## [Job]
Single out the lines that include the word "JSON". Copy them.
___ Dataset rows
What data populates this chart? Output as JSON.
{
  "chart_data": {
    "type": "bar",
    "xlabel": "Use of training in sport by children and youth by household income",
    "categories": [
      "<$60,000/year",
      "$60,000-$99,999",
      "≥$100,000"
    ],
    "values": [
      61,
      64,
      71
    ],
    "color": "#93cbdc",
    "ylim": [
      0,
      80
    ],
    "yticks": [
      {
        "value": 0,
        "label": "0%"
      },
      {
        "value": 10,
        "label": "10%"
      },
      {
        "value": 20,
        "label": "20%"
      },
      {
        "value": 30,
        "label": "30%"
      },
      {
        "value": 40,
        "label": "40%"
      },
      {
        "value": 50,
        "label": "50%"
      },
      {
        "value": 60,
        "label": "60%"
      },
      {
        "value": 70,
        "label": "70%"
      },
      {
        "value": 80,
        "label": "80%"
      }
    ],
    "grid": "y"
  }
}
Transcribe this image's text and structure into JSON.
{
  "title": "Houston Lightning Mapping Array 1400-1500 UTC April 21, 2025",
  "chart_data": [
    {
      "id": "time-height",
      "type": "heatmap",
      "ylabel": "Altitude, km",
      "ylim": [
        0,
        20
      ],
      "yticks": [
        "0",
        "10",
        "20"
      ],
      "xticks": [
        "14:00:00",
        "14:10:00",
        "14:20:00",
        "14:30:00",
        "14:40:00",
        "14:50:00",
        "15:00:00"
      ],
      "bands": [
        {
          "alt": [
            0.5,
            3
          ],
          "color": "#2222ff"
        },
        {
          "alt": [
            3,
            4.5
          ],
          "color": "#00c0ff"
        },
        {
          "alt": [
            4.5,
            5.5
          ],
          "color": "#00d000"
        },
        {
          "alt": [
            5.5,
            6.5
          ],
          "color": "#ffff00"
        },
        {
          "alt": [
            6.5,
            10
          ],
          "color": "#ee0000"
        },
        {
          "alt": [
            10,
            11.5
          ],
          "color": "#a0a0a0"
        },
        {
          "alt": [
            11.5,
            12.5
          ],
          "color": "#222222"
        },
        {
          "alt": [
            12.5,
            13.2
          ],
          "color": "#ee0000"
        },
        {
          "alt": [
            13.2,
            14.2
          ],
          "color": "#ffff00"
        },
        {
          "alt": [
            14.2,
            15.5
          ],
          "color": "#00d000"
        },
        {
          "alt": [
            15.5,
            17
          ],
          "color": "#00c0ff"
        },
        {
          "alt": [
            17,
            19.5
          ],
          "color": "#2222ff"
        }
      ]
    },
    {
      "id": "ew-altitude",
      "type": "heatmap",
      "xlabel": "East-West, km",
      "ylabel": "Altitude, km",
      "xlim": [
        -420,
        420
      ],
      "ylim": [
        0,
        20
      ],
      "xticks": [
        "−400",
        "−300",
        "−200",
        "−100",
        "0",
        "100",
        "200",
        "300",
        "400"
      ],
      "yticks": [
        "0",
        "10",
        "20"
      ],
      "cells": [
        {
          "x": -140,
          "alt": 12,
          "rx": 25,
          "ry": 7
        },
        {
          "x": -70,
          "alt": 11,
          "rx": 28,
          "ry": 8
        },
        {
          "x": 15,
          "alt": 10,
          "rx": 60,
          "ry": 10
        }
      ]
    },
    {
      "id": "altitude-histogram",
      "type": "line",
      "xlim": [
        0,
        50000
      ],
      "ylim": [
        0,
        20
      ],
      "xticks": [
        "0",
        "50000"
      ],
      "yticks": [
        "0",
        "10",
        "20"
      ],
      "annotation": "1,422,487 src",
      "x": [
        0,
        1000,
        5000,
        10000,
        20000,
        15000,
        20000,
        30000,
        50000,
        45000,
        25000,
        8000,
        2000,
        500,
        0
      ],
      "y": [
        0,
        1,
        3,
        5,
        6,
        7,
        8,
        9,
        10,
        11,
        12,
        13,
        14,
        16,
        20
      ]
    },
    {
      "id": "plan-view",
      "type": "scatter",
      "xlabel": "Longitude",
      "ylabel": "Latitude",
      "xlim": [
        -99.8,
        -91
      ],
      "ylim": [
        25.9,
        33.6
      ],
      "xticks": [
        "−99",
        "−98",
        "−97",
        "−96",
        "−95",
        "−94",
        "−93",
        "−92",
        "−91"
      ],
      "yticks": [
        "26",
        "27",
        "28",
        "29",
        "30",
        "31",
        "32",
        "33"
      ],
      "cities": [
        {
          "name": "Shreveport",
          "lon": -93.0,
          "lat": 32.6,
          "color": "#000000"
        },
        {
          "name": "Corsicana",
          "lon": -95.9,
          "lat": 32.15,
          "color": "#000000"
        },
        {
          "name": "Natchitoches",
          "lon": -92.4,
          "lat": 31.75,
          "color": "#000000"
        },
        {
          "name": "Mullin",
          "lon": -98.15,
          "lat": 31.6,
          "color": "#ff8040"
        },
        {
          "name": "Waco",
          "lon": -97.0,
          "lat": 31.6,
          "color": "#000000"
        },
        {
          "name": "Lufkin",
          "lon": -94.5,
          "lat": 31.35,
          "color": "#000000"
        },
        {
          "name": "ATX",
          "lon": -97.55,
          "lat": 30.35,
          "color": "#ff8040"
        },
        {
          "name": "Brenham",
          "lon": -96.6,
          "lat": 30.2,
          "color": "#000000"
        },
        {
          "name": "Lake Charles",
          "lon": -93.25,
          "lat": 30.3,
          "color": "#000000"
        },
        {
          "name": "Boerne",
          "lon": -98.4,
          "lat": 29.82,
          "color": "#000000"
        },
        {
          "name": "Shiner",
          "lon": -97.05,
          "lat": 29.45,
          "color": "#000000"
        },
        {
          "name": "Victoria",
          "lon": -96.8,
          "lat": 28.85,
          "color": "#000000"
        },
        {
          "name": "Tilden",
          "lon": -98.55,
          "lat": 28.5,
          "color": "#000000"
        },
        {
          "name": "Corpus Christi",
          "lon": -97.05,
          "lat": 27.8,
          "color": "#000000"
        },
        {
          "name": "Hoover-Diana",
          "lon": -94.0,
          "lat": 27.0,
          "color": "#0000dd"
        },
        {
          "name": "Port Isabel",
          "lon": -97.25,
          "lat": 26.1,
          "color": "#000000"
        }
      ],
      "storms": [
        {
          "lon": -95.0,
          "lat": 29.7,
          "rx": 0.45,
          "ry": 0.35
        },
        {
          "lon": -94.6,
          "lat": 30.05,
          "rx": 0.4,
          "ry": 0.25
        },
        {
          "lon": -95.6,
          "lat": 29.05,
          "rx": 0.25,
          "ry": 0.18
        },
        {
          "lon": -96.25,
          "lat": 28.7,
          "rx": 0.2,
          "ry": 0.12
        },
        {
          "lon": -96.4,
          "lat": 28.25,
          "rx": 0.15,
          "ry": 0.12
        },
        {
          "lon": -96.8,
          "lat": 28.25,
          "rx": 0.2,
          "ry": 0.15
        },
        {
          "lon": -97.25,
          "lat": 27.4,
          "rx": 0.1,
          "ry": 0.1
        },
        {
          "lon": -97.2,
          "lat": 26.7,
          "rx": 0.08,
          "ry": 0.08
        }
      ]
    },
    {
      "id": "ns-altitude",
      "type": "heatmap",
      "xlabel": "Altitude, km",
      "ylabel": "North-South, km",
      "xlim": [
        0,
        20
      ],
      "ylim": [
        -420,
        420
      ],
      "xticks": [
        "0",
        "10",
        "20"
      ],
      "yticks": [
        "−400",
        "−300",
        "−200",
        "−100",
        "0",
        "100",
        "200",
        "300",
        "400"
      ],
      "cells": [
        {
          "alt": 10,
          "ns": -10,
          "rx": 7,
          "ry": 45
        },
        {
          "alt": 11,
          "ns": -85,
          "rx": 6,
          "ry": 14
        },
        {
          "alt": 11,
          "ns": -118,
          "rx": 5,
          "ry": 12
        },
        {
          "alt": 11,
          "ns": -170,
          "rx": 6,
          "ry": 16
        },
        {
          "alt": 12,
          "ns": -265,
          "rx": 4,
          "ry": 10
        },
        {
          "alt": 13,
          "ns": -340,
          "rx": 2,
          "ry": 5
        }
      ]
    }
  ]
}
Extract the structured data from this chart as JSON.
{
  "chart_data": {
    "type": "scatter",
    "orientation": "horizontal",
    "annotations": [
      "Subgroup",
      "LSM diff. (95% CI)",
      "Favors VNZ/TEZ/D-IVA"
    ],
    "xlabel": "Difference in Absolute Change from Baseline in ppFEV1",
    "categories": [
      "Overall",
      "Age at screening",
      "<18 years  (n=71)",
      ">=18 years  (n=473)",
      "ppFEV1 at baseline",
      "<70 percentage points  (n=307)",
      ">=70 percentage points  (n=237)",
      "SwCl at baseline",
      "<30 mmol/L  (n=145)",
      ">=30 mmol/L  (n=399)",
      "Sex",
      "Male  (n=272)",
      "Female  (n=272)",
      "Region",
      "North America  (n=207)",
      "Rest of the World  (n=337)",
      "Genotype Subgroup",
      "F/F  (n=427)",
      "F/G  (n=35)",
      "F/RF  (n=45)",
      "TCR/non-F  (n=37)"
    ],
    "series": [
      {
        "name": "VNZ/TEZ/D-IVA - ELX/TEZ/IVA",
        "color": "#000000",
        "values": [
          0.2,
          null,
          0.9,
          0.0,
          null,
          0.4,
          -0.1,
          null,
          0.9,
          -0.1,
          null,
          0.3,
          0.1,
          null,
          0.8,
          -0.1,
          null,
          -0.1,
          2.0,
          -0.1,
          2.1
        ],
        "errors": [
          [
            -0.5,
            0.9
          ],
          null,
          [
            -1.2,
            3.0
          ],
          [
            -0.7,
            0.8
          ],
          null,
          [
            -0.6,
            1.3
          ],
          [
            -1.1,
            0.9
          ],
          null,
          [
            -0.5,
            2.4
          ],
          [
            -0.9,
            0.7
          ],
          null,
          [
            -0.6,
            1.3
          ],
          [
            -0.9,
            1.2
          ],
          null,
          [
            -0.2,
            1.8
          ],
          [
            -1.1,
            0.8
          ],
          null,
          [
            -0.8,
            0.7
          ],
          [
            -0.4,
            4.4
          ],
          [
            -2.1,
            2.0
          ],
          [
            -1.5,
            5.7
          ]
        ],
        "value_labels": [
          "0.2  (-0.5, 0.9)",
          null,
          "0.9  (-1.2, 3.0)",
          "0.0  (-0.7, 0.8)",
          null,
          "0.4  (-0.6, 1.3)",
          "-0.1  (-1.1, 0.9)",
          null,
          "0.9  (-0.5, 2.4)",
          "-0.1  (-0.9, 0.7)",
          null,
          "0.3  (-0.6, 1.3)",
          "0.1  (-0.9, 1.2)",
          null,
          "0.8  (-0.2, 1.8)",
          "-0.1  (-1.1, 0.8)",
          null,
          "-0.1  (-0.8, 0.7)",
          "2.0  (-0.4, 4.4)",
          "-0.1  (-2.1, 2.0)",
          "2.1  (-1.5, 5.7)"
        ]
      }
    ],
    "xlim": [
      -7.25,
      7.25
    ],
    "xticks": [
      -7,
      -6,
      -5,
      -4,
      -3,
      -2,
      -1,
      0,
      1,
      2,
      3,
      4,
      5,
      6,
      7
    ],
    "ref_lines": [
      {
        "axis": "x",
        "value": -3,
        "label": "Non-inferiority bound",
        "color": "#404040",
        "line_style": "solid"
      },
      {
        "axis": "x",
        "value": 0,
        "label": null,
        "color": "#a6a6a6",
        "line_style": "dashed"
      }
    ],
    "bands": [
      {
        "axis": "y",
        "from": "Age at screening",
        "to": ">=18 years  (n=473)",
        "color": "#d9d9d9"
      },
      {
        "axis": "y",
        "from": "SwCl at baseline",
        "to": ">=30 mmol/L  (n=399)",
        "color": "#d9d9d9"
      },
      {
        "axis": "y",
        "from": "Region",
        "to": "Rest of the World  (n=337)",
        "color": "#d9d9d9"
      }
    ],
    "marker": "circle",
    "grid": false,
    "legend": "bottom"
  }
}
______
## [Complete response]
What data populates this chart? Output as JSON.
Transcribe this image's text and structure into JSON.
Extract the structured data from this chart as JSON.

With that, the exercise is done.